Rows from a dataset
• • • •
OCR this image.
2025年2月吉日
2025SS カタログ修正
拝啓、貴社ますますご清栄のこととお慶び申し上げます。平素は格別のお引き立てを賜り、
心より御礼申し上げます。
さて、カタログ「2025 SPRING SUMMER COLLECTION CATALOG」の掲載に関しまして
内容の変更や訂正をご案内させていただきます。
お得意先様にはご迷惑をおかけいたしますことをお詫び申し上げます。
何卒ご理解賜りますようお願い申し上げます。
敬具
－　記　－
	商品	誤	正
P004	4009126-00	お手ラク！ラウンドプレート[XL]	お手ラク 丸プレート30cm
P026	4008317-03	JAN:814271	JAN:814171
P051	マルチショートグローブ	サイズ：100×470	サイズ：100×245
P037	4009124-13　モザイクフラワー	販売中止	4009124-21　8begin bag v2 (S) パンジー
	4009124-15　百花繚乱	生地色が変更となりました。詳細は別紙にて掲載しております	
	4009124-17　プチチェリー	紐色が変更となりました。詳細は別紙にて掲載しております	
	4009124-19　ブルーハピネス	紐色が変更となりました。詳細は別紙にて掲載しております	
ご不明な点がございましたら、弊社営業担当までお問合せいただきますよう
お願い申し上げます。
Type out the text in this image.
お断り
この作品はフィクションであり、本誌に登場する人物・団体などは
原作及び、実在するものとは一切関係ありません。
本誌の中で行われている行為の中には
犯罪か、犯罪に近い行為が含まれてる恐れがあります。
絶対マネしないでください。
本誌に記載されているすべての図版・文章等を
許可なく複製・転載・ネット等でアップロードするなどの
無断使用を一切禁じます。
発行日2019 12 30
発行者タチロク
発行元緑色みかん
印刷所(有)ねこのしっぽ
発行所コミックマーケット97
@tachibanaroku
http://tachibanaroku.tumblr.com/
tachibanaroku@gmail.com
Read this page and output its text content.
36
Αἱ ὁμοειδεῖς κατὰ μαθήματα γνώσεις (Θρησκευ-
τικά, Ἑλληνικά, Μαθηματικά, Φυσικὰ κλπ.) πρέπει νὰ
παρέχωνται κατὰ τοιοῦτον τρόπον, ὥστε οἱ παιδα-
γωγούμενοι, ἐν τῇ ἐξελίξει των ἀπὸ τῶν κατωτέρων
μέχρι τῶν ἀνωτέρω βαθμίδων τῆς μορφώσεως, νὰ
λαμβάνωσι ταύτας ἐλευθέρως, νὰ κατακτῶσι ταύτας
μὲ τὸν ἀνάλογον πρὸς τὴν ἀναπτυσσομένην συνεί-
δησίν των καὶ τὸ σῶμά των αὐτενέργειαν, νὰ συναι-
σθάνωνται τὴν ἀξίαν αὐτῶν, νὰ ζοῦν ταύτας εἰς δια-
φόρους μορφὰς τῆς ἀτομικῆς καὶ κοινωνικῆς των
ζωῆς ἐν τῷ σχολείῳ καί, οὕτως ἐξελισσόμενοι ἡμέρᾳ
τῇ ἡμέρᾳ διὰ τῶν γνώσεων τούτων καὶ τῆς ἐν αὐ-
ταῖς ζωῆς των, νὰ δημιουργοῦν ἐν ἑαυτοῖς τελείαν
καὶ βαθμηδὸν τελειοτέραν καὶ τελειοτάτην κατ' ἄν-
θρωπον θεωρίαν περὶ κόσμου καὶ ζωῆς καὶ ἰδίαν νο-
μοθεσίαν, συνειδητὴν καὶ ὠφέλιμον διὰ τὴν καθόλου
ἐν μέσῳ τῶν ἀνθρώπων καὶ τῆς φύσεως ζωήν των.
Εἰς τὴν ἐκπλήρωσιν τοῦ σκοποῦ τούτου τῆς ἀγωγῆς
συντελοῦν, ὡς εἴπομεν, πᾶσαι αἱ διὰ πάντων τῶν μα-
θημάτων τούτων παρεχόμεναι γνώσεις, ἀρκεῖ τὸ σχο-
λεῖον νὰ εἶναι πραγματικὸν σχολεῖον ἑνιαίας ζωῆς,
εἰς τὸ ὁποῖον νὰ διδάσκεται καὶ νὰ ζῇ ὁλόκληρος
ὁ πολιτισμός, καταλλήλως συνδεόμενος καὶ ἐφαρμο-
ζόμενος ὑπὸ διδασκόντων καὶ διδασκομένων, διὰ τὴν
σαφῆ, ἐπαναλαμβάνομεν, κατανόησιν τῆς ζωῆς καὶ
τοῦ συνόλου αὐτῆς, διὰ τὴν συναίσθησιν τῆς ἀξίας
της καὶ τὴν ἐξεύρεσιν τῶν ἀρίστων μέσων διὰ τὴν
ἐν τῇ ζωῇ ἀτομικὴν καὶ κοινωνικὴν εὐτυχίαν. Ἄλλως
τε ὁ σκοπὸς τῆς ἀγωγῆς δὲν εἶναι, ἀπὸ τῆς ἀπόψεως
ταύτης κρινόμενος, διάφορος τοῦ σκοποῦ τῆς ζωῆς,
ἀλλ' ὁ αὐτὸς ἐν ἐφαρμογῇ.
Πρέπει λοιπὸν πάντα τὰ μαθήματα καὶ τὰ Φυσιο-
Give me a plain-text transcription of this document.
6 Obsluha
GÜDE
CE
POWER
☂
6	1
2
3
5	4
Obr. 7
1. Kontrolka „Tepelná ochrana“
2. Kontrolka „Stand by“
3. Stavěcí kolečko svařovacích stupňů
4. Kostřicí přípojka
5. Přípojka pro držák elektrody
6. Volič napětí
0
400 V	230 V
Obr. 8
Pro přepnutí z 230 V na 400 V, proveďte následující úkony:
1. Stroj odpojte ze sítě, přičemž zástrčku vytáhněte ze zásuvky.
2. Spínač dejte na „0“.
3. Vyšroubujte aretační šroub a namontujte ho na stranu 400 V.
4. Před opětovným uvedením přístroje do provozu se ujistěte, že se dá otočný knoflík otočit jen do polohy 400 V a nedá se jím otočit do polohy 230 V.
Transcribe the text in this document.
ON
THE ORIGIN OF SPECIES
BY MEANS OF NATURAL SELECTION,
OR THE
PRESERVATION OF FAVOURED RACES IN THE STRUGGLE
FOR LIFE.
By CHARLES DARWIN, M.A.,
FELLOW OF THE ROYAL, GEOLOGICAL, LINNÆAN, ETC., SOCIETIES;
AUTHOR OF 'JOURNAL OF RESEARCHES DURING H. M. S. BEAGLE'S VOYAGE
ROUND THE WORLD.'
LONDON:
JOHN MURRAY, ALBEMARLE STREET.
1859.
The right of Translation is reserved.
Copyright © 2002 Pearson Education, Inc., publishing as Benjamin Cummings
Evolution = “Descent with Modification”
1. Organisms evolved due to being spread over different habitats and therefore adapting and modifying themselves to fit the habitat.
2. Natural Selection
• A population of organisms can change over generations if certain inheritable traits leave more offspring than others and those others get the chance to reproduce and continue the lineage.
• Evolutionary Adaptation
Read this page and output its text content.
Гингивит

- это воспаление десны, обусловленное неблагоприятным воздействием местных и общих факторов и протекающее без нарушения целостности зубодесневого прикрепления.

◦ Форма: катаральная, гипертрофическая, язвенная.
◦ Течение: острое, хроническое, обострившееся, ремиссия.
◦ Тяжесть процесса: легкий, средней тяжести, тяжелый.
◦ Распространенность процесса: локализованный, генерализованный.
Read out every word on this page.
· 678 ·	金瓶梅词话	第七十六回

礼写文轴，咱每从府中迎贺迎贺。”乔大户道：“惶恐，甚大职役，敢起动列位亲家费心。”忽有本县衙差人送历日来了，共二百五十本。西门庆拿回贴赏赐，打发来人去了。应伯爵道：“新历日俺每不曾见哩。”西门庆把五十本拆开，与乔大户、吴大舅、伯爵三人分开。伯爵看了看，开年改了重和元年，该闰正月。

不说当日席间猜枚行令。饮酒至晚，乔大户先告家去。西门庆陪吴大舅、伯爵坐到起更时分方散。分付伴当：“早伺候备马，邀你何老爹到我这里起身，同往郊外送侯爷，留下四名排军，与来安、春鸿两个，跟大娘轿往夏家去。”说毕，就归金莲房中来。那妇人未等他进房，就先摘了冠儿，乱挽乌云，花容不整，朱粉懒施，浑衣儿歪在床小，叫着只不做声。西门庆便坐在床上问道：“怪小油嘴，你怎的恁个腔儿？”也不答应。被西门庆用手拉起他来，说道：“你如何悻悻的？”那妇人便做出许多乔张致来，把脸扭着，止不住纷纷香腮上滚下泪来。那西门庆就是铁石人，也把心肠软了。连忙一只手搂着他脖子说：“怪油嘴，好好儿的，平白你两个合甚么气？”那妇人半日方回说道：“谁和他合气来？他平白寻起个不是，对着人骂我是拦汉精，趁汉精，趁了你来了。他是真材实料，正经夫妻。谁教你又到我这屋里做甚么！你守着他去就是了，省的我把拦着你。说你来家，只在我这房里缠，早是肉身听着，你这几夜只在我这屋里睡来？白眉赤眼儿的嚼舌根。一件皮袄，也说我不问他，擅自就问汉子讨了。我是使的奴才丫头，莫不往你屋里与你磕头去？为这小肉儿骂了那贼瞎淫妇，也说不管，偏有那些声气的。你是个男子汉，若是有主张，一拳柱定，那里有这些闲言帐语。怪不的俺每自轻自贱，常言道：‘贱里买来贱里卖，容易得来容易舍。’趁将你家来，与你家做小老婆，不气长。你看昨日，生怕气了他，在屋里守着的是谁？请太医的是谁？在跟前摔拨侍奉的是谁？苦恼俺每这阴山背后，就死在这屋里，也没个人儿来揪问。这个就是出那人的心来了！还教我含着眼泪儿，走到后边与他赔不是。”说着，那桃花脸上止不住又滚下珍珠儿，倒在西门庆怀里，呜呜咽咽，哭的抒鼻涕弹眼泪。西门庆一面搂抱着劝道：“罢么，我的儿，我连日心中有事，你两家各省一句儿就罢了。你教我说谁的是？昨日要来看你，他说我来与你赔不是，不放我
• • • •
- _Exercise details_
Copy all lines from the data that hold the word "ἡμέρᾳ".

- _Worked answer_
ζωῆς ἐν τῷ σχολείῳ καί, οὕτως ἐξελισσόμενοι ἡμέρᾳ
τῇ ἡμέρᾳ διὰ τῶν γνώσεων τούτων καὶ τῆς ἐν αὐ-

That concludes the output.